[begin RECORD EXTRACTS]
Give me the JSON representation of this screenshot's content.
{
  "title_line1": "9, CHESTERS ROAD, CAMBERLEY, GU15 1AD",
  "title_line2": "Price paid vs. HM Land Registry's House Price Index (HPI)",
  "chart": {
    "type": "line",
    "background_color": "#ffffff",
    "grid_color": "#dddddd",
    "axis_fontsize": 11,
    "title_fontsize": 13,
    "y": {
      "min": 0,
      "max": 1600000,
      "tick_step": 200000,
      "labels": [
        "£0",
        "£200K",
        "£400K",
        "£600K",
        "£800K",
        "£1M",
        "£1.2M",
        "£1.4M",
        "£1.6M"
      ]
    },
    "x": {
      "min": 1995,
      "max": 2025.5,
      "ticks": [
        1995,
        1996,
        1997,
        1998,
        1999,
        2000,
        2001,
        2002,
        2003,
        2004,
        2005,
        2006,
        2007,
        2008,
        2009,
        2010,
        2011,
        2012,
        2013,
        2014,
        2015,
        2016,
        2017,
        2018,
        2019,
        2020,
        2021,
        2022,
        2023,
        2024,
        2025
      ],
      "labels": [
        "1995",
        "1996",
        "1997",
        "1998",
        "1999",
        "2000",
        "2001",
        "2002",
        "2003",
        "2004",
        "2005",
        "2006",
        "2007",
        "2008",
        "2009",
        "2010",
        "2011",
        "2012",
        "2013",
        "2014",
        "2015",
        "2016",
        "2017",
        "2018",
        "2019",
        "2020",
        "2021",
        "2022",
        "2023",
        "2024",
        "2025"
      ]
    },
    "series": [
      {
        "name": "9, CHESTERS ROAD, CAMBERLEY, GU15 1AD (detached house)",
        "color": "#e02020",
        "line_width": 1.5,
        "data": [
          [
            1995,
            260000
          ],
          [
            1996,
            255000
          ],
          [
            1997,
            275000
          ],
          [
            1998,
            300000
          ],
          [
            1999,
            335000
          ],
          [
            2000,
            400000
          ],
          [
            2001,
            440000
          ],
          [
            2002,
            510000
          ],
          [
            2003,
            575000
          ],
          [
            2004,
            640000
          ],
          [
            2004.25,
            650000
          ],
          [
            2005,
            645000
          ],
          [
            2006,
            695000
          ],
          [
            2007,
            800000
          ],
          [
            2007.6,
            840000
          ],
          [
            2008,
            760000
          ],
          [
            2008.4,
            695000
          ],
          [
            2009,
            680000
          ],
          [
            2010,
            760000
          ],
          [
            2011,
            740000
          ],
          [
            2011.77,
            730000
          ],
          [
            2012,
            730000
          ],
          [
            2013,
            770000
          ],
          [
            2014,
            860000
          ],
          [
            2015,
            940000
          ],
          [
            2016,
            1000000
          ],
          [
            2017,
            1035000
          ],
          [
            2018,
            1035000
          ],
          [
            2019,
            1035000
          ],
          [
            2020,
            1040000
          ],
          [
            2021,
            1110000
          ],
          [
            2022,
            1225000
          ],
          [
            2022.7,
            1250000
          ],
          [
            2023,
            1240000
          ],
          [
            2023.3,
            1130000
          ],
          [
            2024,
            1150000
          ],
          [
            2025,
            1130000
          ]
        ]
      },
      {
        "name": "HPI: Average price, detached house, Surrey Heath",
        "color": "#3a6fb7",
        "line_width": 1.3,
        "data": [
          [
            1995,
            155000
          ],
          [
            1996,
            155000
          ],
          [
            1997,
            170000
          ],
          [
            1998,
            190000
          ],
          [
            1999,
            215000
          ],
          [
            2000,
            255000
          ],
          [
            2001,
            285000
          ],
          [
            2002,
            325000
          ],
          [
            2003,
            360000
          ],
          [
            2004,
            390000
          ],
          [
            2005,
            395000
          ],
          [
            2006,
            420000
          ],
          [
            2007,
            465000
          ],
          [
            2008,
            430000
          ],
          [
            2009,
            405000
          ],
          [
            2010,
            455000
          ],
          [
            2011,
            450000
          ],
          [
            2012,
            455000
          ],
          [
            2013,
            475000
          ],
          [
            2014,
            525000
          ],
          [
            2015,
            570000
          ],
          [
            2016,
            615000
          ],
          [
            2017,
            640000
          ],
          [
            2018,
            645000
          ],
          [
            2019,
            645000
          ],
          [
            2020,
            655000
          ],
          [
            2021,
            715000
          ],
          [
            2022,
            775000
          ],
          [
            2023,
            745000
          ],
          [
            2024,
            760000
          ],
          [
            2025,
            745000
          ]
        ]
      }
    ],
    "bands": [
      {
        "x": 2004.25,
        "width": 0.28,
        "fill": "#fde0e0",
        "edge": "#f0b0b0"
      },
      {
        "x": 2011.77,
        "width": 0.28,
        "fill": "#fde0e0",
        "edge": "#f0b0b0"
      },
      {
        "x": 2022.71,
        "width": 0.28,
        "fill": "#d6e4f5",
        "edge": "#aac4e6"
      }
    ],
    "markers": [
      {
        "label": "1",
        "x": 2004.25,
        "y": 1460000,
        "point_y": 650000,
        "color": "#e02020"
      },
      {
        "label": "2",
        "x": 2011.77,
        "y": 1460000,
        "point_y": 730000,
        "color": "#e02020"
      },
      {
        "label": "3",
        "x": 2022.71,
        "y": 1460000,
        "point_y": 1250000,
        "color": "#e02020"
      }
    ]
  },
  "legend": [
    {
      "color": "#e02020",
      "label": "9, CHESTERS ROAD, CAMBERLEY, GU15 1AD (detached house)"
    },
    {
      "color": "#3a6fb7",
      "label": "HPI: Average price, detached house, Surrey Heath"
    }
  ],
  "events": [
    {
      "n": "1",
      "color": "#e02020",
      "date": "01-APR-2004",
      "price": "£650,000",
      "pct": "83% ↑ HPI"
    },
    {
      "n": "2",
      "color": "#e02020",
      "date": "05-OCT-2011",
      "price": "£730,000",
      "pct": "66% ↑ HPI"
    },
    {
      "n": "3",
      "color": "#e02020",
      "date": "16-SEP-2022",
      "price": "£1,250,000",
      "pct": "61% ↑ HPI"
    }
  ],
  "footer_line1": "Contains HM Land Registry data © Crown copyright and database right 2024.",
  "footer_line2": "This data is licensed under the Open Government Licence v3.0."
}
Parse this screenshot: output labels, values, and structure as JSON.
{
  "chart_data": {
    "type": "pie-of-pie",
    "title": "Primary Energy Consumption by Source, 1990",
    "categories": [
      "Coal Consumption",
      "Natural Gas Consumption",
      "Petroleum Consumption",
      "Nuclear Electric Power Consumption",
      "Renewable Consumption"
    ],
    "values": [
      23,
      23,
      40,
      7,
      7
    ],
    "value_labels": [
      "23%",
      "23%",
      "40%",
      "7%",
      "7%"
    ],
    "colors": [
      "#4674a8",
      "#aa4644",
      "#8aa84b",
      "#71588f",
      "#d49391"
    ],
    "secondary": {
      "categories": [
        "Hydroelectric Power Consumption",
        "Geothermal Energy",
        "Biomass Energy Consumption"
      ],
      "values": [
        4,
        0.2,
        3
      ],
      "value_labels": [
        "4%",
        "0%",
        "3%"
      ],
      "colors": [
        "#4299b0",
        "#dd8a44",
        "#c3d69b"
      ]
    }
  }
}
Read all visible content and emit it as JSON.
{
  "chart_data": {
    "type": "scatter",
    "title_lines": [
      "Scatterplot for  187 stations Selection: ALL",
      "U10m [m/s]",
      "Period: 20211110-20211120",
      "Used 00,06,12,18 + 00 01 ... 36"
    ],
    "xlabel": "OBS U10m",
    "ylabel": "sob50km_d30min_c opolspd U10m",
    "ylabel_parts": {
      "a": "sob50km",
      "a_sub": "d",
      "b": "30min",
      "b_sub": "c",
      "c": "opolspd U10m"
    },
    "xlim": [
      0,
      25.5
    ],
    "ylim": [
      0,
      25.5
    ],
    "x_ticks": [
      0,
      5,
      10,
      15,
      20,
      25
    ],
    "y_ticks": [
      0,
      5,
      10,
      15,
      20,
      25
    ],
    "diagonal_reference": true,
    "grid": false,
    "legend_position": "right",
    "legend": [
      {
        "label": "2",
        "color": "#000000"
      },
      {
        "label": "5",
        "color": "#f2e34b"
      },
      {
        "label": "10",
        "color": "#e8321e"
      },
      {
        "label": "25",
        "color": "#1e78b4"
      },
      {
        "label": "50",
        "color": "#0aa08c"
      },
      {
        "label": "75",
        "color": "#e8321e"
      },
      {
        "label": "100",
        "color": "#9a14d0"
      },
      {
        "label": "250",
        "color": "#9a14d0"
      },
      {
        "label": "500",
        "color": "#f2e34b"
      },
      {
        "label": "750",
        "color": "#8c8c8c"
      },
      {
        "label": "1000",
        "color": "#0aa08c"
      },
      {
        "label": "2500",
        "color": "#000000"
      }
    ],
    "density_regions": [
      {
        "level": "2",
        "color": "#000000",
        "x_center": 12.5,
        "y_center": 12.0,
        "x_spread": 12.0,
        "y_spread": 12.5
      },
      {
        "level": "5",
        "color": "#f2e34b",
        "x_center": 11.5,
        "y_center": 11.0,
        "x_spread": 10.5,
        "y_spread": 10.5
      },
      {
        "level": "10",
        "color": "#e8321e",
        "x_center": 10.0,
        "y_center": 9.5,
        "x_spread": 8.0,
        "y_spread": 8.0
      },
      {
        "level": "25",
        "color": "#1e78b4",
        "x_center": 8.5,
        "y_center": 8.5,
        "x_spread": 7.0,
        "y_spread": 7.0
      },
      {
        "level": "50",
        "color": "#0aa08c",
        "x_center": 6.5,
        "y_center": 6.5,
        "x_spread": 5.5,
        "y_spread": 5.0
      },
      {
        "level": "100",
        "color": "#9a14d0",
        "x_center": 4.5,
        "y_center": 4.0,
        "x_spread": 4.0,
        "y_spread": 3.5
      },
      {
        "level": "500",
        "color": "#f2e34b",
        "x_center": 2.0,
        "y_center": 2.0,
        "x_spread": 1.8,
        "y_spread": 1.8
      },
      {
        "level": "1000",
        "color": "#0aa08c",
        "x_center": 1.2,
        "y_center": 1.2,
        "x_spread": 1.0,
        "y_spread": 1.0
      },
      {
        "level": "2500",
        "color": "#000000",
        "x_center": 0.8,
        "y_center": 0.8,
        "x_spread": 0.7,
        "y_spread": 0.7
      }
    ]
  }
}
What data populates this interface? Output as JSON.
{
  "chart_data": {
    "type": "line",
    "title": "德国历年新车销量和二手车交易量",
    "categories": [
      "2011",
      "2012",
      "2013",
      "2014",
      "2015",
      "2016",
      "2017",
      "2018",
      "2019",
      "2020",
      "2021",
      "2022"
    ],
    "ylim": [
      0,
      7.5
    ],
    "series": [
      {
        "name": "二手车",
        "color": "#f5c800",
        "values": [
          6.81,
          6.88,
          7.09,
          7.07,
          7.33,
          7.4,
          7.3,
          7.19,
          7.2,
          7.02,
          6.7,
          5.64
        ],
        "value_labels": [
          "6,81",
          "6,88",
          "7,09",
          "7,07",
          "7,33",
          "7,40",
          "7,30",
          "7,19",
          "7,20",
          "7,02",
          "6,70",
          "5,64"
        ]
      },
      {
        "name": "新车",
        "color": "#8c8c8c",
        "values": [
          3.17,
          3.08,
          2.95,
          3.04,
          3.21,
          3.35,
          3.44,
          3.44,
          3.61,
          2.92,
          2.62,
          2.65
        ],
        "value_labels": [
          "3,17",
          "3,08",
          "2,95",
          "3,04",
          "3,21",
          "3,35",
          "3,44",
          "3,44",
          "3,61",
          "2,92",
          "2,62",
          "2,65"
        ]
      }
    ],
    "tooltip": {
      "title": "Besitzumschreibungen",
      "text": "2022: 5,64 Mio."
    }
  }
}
[end RECORD EXTRACTS]
THE PROBLEM>
What are the lines from the one with "What data populates" through the last line of the records above? Quote them exactly and add nothing.

RESULT FOR THIS TASK>
What data populates this interface? Output as JSON.
{
  "chart_data": {
    "type": "line",
    "title": "德国历年新车销量和二手车交易量",
    "categories": [
      "2011",
      "2012",
      "2013",
      "2014",
      "2015",
      "2016",
      "2017",
      "2018",
      "2019",
      "2020",
      "2021",
      "2022"
    ],
    "ylim": [
      0,
      7.5
    ],
    "series": [
      {
        "name": "二手车",
        "color": "#f5c800",
        "values": [
          6.81,
          6.88,
          7.09,
          7.07,
          7.33,
          7.4,
          7.3,
          7.19,
          7.2,
          7.02,
          6.7,
          5.64
        ],
        "value_labels": [
          "6,81",
          "6,88",
          "7,09",
          "7,07",
          "7,33",
          "7,40",
          "7,30",
          "7,19",
          "7,20",
          "7,02",
          "6,70",
          "5,64"
        ]
      },
      {
        "name": "新车",
        "color": "#8c8c8c",
        "values": [
          3.17,
          3.08,
          2.95,
          3.04,
          3.21,
          3.35,
          3.44,
          3.44,
          3.61,
          2.92,
          2.62,
          2.65
        ],
        "value_labels": [
          "3,17",
          "3,08",
          "2,95",
          "3,04",
          "3,21",
          "3,35",
          "3,44",
          "3,44",
          "3,61",
          "2,92",
          "2,62",
          "2,65"
        ]
      }
    ],
    "tooltip": {
      "title": "Besitzumschreibungen",
      "text": "2022: 5,64 Mio."
    }
  }
}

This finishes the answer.